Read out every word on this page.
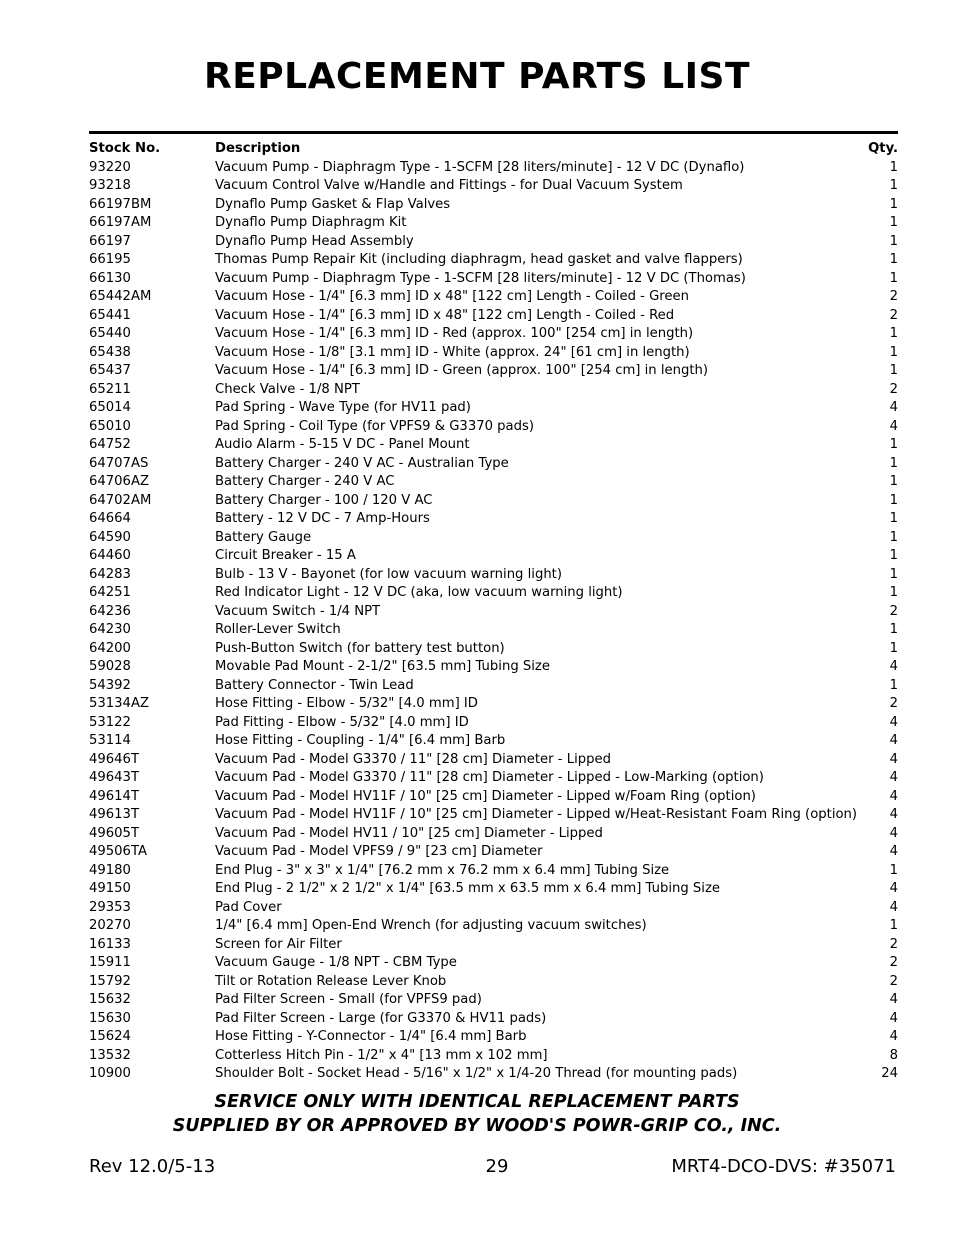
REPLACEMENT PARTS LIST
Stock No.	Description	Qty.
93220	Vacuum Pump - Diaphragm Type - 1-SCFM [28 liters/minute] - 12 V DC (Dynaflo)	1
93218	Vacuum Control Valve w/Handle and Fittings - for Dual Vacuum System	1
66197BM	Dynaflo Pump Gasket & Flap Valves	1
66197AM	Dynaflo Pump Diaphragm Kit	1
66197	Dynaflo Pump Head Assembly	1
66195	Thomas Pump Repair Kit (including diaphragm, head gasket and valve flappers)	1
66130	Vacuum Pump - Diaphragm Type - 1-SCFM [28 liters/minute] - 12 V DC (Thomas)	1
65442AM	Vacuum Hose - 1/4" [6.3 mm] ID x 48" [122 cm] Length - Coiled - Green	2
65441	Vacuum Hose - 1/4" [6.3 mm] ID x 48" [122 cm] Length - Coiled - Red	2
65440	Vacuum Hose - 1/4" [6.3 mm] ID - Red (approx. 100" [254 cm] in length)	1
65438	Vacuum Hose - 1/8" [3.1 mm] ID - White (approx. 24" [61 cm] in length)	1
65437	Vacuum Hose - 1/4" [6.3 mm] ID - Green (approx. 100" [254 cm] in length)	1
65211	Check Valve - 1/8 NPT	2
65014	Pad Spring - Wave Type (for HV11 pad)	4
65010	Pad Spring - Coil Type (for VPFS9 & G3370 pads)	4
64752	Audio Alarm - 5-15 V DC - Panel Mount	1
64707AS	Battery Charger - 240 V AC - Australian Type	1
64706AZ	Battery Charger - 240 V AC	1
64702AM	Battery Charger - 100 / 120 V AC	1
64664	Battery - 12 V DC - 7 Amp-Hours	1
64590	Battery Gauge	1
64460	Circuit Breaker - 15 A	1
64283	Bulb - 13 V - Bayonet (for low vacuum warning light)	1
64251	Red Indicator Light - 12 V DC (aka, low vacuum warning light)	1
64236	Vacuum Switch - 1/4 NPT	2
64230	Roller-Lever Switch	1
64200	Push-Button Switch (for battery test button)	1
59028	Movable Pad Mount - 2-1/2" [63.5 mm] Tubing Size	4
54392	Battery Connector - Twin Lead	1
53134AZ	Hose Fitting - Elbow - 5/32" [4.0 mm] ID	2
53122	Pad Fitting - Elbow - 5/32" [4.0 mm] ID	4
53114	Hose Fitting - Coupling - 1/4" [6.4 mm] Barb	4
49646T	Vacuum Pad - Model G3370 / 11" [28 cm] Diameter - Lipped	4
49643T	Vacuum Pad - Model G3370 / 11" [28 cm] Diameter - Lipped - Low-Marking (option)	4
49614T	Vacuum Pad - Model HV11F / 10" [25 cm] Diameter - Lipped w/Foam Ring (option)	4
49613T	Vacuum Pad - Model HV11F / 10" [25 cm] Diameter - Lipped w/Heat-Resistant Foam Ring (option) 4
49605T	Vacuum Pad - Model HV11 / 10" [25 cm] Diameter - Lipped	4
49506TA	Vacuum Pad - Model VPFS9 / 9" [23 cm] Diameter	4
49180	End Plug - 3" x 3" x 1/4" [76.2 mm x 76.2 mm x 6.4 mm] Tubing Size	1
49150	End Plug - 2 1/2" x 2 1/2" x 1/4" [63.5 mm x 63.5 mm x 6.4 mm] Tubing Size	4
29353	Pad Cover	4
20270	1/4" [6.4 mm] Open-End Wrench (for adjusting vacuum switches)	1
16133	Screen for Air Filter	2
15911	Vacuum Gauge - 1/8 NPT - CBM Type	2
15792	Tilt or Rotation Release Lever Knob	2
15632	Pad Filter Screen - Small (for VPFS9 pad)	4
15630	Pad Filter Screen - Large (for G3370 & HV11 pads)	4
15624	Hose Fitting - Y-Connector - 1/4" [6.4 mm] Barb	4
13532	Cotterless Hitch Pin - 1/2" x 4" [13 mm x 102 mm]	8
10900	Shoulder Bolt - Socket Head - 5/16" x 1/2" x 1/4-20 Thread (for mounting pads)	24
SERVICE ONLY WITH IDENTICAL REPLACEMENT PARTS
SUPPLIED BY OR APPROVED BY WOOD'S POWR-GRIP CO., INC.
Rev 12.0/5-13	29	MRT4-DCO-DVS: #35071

...

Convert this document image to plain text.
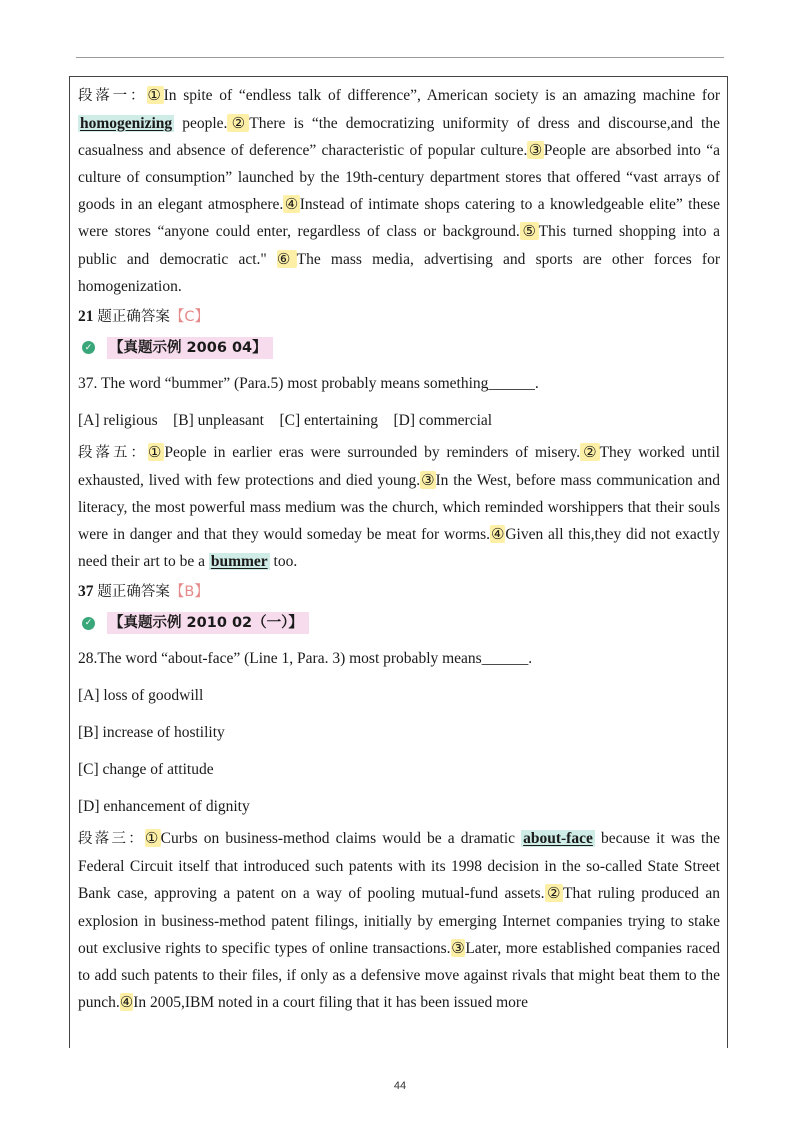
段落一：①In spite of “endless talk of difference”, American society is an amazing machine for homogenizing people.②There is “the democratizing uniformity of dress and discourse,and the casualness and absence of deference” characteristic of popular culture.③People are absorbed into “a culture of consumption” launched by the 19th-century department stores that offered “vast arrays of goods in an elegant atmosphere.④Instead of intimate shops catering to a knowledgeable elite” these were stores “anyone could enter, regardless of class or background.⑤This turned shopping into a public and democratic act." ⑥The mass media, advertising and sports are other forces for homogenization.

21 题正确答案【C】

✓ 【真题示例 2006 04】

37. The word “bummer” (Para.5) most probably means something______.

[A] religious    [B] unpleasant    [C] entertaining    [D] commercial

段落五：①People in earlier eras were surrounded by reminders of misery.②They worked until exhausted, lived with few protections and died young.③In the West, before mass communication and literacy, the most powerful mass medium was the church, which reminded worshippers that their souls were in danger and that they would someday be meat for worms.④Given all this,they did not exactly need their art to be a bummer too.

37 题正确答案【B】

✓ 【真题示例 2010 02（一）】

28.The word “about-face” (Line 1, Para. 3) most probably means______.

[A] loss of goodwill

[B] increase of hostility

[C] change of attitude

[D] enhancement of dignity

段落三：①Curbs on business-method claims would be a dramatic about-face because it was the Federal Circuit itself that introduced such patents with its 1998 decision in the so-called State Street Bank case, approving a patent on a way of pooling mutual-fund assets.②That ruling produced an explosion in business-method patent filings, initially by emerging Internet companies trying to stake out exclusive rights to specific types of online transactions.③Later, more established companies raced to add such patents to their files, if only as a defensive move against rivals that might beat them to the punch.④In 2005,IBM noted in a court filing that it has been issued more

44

==

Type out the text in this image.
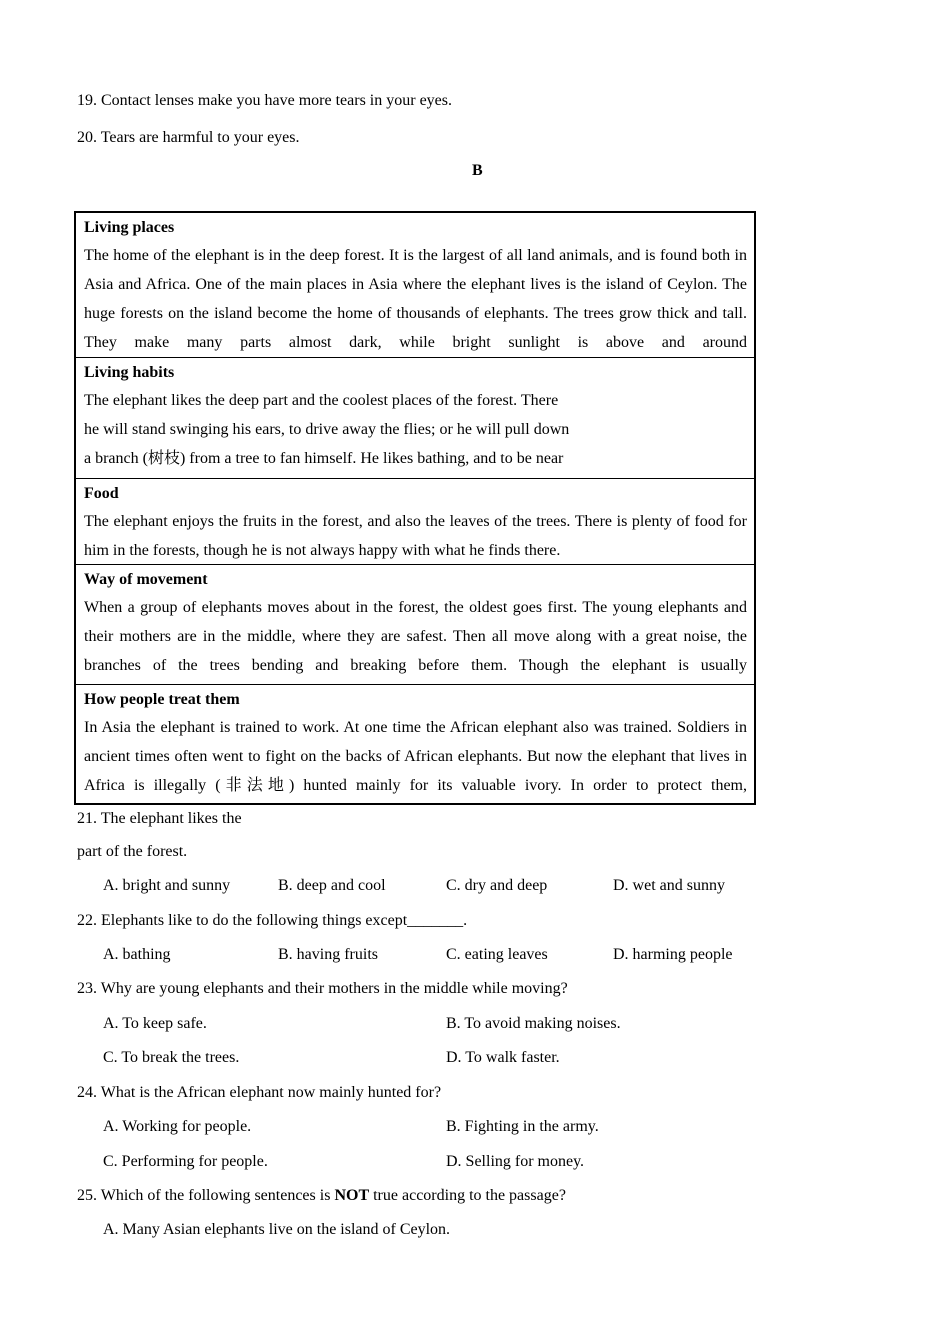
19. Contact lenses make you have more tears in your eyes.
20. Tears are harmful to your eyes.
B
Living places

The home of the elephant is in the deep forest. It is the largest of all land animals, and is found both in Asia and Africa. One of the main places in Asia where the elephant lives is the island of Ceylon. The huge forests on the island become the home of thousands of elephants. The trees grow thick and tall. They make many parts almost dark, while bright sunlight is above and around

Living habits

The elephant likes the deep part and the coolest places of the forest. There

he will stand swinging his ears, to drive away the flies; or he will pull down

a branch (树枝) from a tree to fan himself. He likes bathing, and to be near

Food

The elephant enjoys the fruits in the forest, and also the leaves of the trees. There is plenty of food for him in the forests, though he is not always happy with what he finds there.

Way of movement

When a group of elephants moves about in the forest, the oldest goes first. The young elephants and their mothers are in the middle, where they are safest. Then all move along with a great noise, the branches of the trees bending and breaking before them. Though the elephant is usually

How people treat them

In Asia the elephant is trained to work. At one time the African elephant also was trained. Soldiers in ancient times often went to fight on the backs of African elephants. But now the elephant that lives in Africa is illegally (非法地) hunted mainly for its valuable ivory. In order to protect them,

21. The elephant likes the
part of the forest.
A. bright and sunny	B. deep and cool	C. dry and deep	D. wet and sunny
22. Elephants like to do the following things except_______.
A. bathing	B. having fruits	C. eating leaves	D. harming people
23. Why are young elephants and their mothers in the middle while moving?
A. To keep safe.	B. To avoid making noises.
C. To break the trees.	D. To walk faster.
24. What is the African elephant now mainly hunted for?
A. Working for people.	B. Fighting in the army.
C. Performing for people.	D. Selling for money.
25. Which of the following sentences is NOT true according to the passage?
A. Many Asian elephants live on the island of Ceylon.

■ Task details
Each line in the listing above that contains "word" should be copied.

■ The answer
Read out every word on this page.
37. The word “bummer” (Para.5) most probably means something______.
28.The word “about-face” (Line 1, Para. 3) most probably means______.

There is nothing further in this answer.